> Work to do
Every record must be repeated exactly; omit any pictures they contain.

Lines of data
===============

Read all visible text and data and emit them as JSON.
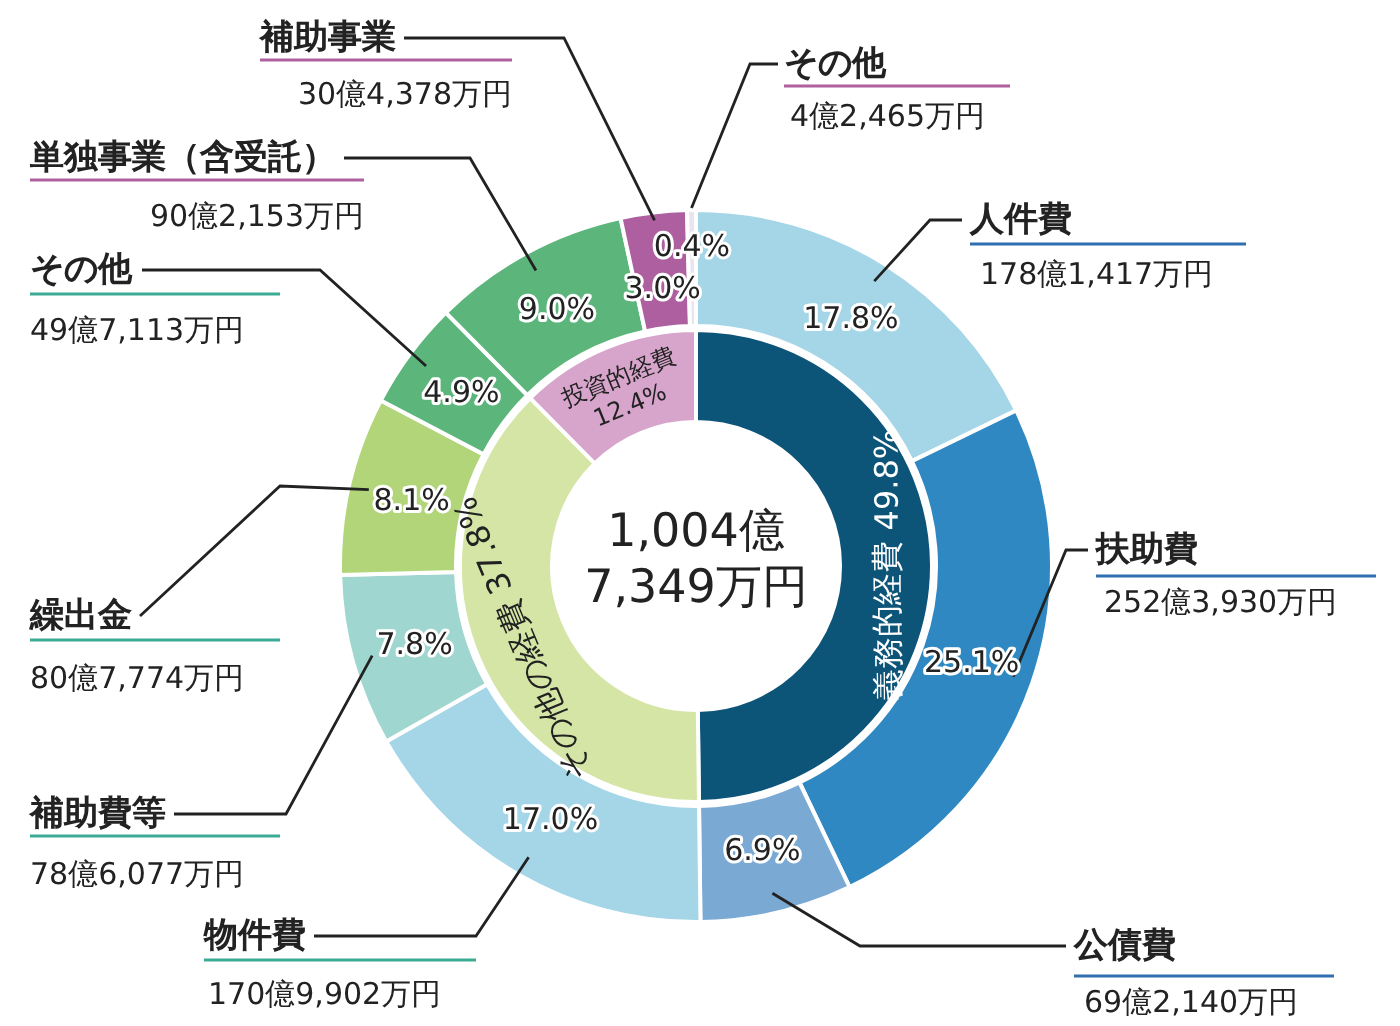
{
  "chart_data": [
    {
      "type": "donut",
      "categories": [
        "人件費",
        "扶助費",
        "公債費",
        "物件費",
        "補助費等",
        "繰出金",
        "その他",
        "単独事業（含受託）",
        "補助事業",
        "その他"
      ],
      "values": [
        17.8,
        25.1,
        6.9,
        17.0,
        7.8,
        8.1,
        4.9,
        9.0,
        3.0,
        0.4
      ],
      "value_labels": [
        "17.8%",
        "25.1%",
        "6.9%",
        "17.0%",
        "7.8%",
        "8.1%",
        "4.9%",
        "9.0%",
        "3.0%",
        "0.4%"
      ],
      "colors": [
        "#a5d6e7",
        "#2f88c2",
        "#7aaad4",
        "#a5d6e7",
        "#9fd6cf",
        "#b2d57a",
        "#5cb67c",
        "#5cb67c",
        "#ad5f9f",
        "#e9e4ee"
      ],
      "annotations": [
        "178億1,417万円",
        "252億3,930万円",
        "69億2,140万円",
        "170億9,902万円",
        "78億6,077万円",
        "80億7,774万円",
        "49億7,113万円",
        "90億2,153万円",
        "30億4,378万円",
        "4億2,465万円"
      ]
    },
    {
      "type": "donut",
      "categories": [
        "義務的経費",
        "その他の経費",
        "投資的経費"
      ],
      "values": [
        49.8,
        37.8,
        12.4
      ],
      "value_labels": [
        "49.8%",
        "37.8%",
        "12.4%"
      ],
      "colors": [
        "#0d5479",
        "#d5e5a6",
        "#d7a5cb"
      ],
      "annotations": [
        "1,004億\n7,349万円"
      ]
    }
  ]
}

===============

> Answer for this exercise
Read all visible text and data and emit them as JSON.
{
  "chart_data": [
    {
      "type": "donut",
      "categories": [
        "人件費",
        "扶助費",
        "公債費",
        "物件費",
        "補助費等",
        "繰出金",
        "その他",
        "単独事業（含受託）",
        "補助事業",
        "その他"
      ],
      "values": [
        17.8,
        25.1,
        6.9,
        17.0,
        7.8,
        8.1,
        4.9,
        9.0,
        3.0,
        0.4
      ],
      "value_labels": [
        "17.8%",
        "25.1%",
        "6.9%",
        "17.0%",
        "7.8%",
        "8.1%",
        "4.9%",
        "9.0%",
        "3.0%",
        "0.4%"
      ],
      "colors": [
        "#a5d6e7",
        "#2f88c2",
        "#7aaad4",
        "#a5d6e7",
        "#9fd6cf",
        "#b2d57a",
        "#5cb67c",
        "#5cb67c",
        "#ad5f9f",
        "#e9e4ee"
      ],
      "annotations": [
        "178億1,417万円",
        "252億3,930万円",
        "69億2,140万円",
        "170億9,902万円",
        "78億6,077万円",
        "80億7,774万円",
        "49億7,113万円",
        "90億2,153万円",
        "30億4,378万円",
        "4億2,465万円"
      ]
    },
    {
      "type": "donut",
      "categories": [
        "義務的経費",
        "その他の経費",
        "投資的経費"
      ],
      "values": [
        49.8,
        37.8,
        12.4
      ],
      "value_labels": [
        "49.8%",
        "37.8%",
        "12.4%"
      ],
      "colors": [
        "#0d5479",
        "#d5e5a6",
        "#d7a5cb"
      ],
      "annotations": [
        "1,004億\n7,349万円"
      ]
    }
  ]
}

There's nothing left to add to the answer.